● **Set problem**: Without the images, write out all of the following entries exactly.

● **Input records**:
* START *

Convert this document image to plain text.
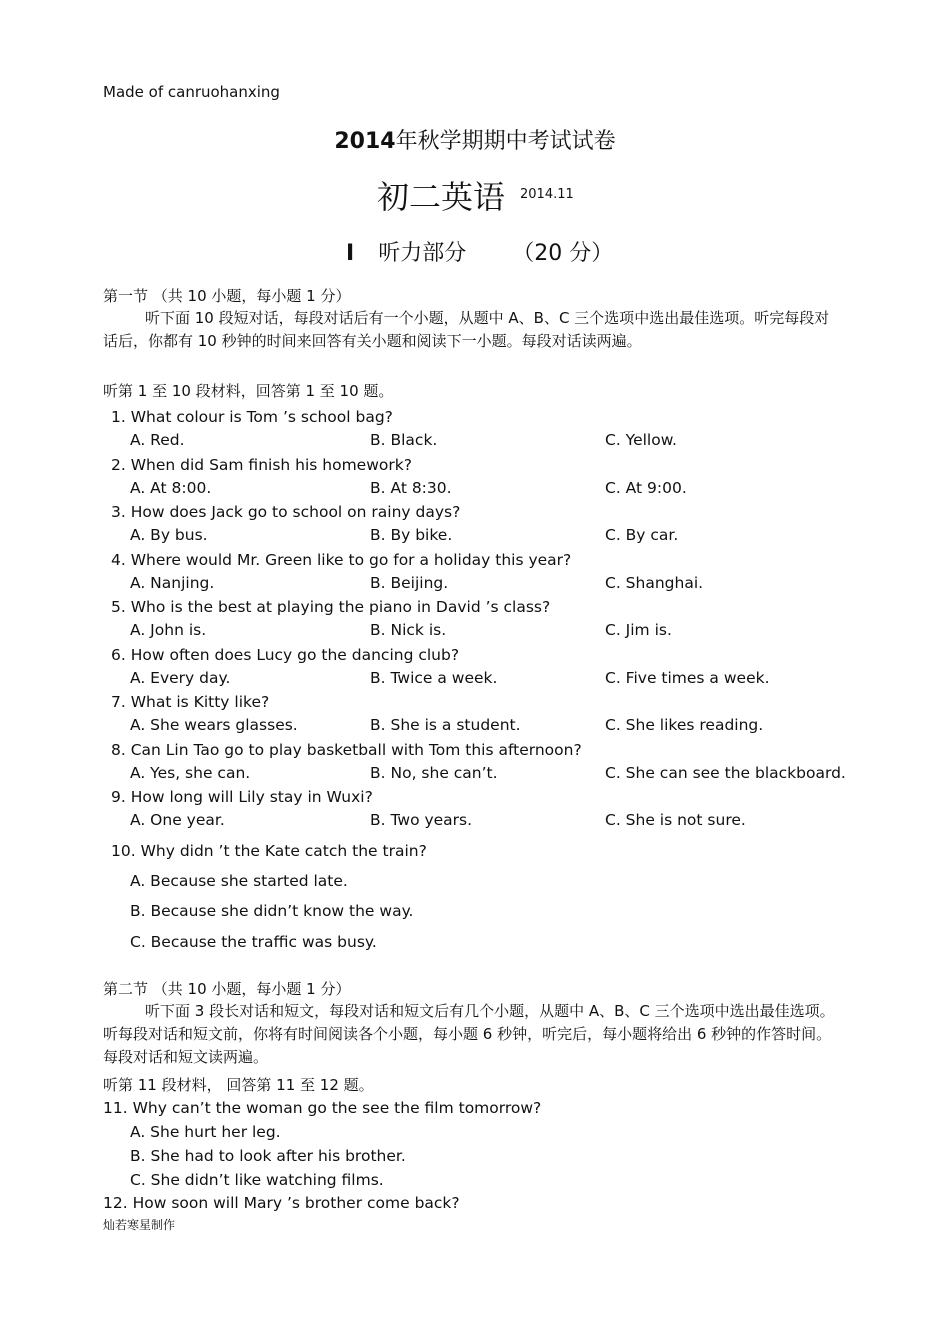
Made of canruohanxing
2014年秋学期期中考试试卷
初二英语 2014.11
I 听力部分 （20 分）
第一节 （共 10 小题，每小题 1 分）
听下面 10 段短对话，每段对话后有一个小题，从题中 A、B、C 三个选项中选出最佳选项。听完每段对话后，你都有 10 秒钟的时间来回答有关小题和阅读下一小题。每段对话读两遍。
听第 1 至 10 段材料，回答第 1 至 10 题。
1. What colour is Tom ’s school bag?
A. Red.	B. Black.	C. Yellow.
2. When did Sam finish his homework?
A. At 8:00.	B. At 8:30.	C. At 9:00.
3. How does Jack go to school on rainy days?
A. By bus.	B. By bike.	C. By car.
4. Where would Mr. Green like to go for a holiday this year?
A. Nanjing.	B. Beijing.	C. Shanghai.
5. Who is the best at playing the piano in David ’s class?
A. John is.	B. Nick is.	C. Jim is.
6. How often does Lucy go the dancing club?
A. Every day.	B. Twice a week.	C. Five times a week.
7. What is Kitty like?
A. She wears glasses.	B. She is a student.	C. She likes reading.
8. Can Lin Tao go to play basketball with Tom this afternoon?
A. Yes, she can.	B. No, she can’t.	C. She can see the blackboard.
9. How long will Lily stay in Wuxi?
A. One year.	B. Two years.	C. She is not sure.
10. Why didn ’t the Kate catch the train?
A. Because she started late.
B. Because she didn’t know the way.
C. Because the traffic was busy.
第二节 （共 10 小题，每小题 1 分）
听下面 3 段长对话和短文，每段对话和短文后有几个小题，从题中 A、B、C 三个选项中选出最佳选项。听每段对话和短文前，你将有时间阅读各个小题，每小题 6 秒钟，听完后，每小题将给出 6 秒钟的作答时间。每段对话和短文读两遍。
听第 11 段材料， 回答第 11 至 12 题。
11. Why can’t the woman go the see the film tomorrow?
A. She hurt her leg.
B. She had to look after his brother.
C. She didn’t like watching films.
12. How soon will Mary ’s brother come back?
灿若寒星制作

* END *

● **Solution for this exercise**:
Convert this document image to plain text.
Made of canruohanxing
2014年秋学期期中考试试卷
初二英语 2014.11
I 听力部分 （20 分）
第一节 （共 10 小题，每小题 1 分）
听下面 10 段短对话，每段对话后有一个小题，从题中 A、B、C 三个选项中选出最佳选项。听完每段对话后，你都有 10 秒钟的时间来回答有关小题和阅读下一小题。每段对话读两遍。
听第 1 至 10 段材料，回答第 1 至 10 题。
1. What colour is Tom ’s school bag?
A. Red.	B. Black.	C. Yellow.
2. When did Sam finish his homework?
A. At 8:00.	B. At 8:30.	C. At 9:00.
3. How does Jack go to school on rainy days?
A. By bus.	B. By bike.	C. By car.
4. Where would Mr. Green like to go for a holiday this year?
A. Nanjing.	B. Beijing.	C. Shanghai.
5. Who is the best at playing the piano in David ’s class?
A. John is.	B. Nick is.	C. Jim is.
6. How often does Lucy go the dancing club?
A. Every day.	B. Twice a week.	C. Five times a week.
7. What is Kitty like?
A. She wears glasses.	B. She is a student.	C. She likes reading.
8. Can Lin Tao go to play basketball with Tom this afternoon?
A. Yes, she can.	B. No, she can’t.	C. She can see the blackboard.
9. How long will Lily stay in Wuxi?
A. One year.	B. Two years.	C. She is not sure.
10. Why didn ’t the Kate catch the train?
A. Because she started late.
B. Because she didn’t know the way.
C. Because the traffic was busy.
第二节 （共 10 小题，每小题 1 分）
听下面 3 段长对话和短文，每段对话和短文后有几个小题，从题中 A、B、C 三个选项中选出最佳选项。听每段对话和短文前，你将有时间阅读各个小题，每小题 6 秒钟，听完后，每小题将给出 6 秒钟的作答时间。每段对话和短文读两遍。
听第 11 段材料， 回答第 11 至 12 题。
11. Why can’t the woman go the see the film tomorrow?
A. She hurt her leg.
B. She had to look after his brother.
C. She didn’t like watching films.
12. How soon will Mary ’s brother come back?
灿若寒星制作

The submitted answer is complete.